▶ [Available records]:
■ ■ ■
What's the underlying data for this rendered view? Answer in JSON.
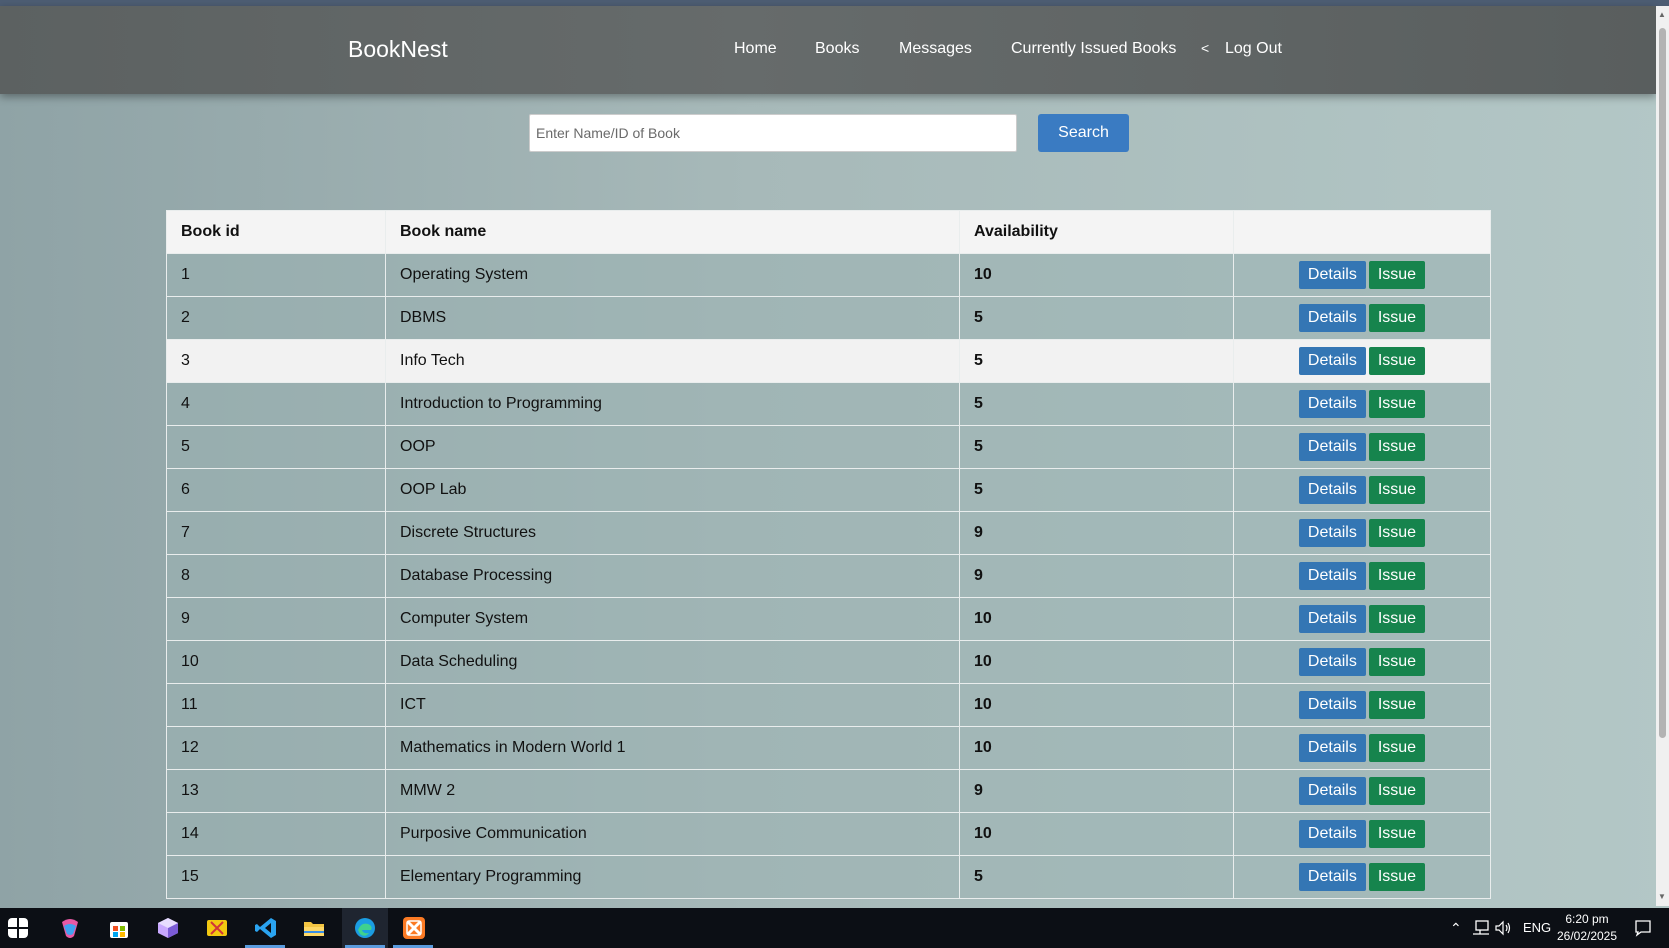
{
  "app": {
    "brand": "BookNest"
  },
  "nav": {
    "items": [
      "Home",
      "Books",
      "Messages",
      "Currently Issued Books"
    ],
    "separator": "<",
    "logout": "Log Out"
  },
  "search": {
    "placeholder": "Enter Name/ID of Book",
    "value": "",
    "button": "Search"
  },
  "table": {
    "headers": [
      "Book id",
      "Book name",
      "Availability",
      ""
    ],
    "rows": [
      {
        "id": "1",
        "name": "Operating System",
        "availability": "10"
      },
      {
        "id": "2",
        "name": "DBMS",
        "availability": "5"
      },
      {
        "id": "3",
        "name": "Info Tech",
        "availability": "5"
      },
      {
        "id": "4",
        "name": "Introduction to Programming",
        "availability": "5"
      },
      {
        "id": "5",
        "name": "OOP",
        "availability": "5"
      },
      {
        "id": "6",
        "name": "OOP Lab",
        "availability": "5"
      },
      {
        "id": "7",
        "name": "Discrete Structures",
        "availability": "9"
      },
      {
        "id": "8",
        "name": "Database Processing",
        "availability": "9"
      },
      {
        "id": "9",
        "name": "Computer System",
        "availability": "10"
      },
      {
        "id": "10",
        "name": "Data Scheduling",
        "availability": "10"
      },
      {
        "id": "11",
        "name": "ICT",
        "availability": "10"
      },
      {
        "id": "12",
        "name": "Mathematics in Modern World 1",
        "availability": "10"
      },
      {
        "id": "13",
        "name": "MMW 2",
        "availability": "9"
      },
      {
        "id": "14",
        "name": "Purposive Communication",
        "availability": "10"
      },
      {
        "id": "15",
        "name": "Elementary Programming",
        "availability": "5"
      }
    ],
    "details_label": "Details",
    "issue_label": "Issue",
    "highlighted_row": 3
  },
  "taskbar": {
    "icons": [
      "windows-start-icon",
      "copilot-icon",
      "microsoft-store-icon",
      "cube-app-icon",
      "snipping-tool-icon",
      "vscode-icon",
      "file-explorer-icon",
      "edge-icon",
      "xampp-icon"
    ],
    "active_app": "edge-icon",
    "language": "ENG",
    "time": "6:20 pm",
    "date": "26/02/2025"
  },
  "colors": {
    "nav_bg": "#5f6464",
    "page_bg": "#a7b9b9",
    "search_button": "#3a7bc2",
    "details_button": "#3476b4",
    "issue_button": "#16844d"
  }
}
■ ■ ■
▶ [Short task]: Find each line holding the string "System" and copy it out.

▶ [Final answer]:
        "name": "Operating System",
        "name": "Computer System",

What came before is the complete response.